-- What you should do --
Wherever the word "JSON" appears in a line, copy that line.

-- Records for the task --
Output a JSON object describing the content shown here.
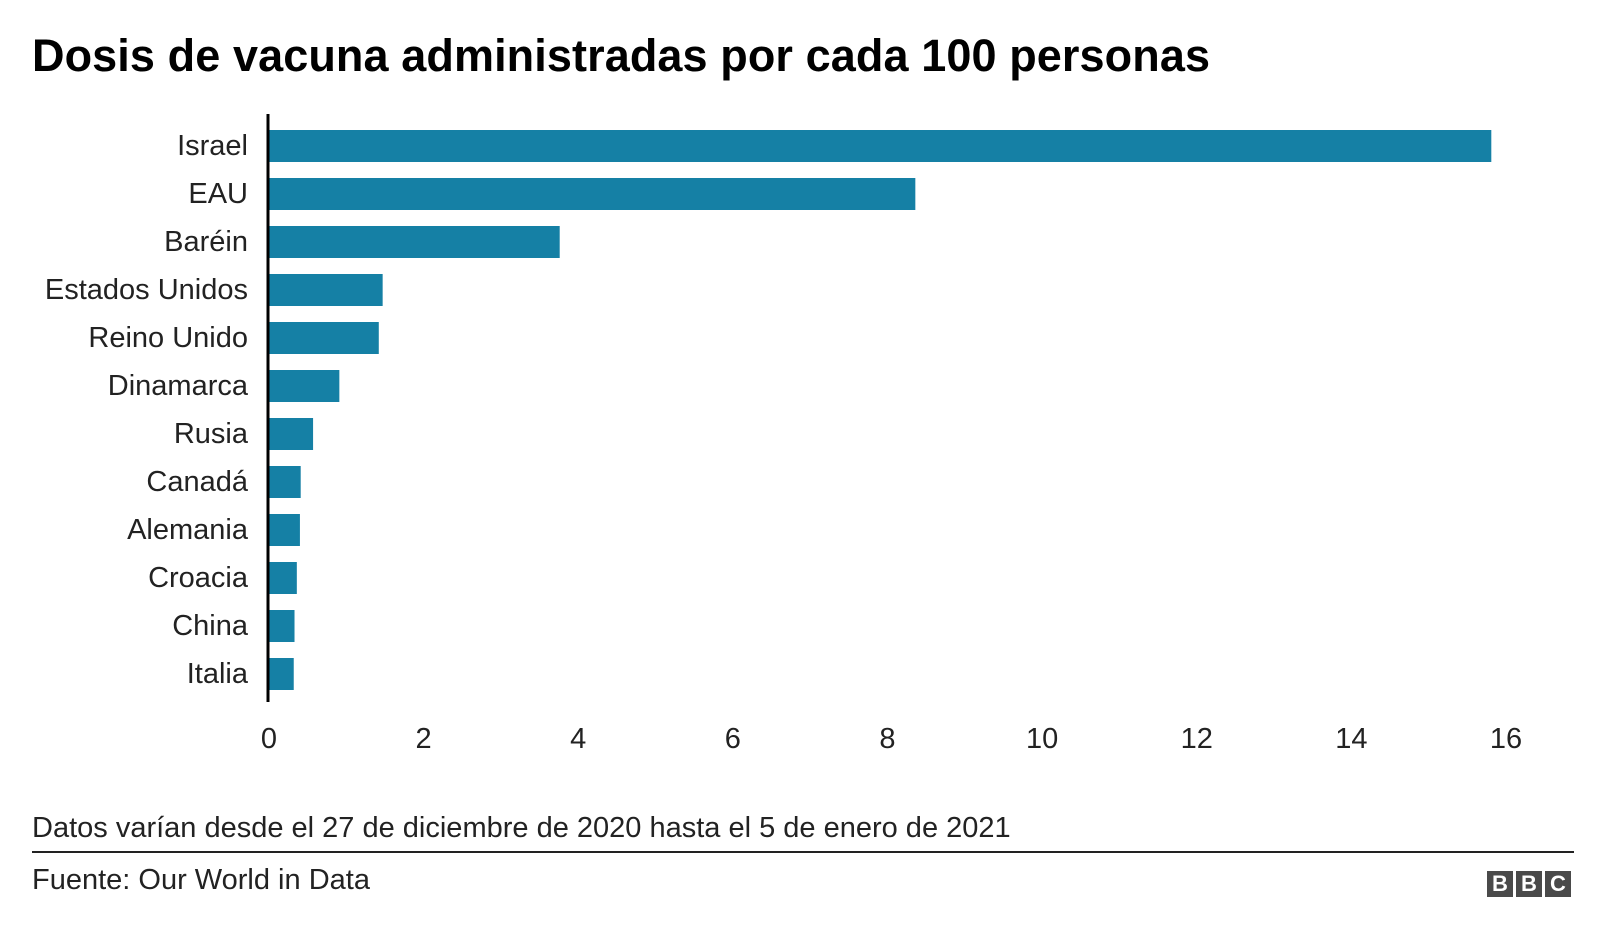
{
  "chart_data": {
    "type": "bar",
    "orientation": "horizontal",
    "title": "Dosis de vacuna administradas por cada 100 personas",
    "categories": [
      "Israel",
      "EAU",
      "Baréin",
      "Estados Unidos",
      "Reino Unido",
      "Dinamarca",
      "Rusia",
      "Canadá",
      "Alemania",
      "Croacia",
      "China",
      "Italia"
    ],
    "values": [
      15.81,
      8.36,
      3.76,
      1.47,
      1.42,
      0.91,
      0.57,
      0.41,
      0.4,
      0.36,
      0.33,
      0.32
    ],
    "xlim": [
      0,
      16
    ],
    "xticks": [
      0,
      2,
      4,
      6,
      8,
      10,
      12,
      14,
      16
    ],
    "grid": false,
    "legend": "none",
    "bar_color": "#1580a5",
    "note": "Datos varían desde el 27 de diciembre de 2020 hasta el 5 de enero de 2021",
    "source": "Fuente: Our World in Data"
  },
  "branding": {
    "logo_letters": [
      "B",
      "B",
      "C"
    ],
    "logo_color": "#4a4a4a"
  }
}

...

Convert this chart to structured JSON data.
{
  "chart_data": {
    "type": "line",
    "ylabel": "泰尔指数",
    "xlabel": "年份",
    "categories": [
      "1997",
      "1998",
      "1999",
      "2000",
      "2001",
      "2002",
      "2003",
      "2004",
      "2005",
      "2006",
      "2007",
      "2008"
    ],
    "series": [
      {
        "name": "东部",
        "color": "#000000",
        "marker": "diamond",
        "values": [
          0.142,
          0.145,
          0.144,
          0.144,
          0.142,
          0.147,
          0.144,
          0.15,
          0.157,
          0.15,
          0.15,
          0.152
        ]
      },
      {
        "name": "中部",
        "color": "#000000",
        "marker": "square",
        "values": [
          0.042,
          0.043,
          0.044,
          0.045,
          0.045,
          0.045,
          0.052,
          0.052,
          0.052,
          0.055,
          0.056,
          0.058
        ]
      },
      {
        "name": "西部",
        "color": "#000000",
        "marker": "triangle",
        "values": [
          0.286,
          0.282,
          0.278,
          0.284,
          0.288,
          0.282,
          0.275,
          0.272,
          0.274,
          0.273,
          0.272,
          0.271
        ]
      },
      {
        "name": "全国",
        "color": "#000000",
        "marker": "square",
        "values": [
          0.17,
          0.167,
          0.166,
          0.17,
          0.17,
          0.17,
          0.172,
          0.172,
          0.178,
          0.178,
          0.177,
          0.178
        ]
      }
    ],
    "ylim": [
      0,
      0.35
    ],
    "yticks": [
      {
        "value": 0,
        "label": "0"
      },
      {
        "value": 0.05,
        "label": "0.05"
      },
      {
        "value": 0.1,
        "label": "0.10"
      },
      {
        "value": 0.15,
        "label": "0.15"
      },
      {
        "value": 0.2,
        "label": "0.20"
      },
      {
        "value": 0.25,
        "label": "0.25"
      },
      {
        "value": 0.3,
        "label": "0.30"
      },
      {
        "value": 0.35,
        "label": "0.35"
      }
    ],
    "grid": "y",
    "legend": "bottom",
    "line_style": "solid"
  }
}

---

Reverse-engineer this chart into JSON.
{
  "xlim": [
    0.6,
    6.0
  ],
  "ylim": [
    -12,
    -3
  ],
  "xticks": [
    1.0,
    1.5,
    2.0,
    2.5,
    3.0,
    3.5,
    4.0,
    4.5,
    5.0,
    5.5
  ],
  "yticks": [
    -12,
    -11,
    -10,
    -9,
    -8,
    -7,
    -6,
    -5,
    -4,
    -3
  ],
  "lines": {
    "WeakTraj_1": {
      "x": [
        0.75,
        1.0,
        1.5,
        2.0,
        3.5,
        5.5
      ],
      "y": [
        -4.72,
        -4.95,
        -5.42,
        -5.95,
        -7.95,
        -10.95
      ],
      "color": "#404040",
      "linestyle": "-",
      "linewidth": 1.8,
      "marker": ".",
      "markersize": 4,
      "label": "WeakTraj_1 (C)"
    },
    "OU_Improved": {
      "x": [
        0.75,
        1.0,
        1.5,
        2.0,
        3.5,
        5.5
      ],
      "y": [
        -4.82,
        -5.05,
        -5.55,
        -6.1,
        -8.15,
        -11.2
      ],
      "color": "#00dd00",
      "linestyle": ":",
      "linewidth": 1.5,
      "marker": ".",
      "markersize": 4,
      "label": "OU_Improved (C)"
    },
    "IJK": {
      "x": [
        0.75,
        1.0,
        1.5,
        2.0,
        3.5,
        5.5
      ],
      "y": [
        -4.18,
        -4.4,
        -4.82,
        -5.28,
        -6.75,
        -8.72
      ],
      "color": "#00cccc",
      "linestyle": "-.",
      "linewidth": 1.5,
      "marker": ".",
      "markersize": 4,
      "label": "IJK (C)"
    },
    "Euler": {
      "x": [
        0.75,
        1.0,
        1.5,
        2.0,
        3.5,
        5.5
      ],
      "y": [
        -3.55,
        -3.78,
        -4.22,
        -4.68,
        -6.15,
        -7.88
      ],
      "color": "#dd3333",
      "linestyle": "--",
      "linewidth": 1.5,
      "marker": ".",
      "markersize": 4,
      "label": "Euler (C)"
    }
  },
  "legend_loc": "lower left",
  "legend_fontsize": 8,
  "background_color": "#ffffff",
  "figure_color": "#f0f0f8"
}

-- Full answer --
Output a JSON object describing the content shown here.
Convert this chart to structured JSON data.
Reverse-engineer this chart into JSON.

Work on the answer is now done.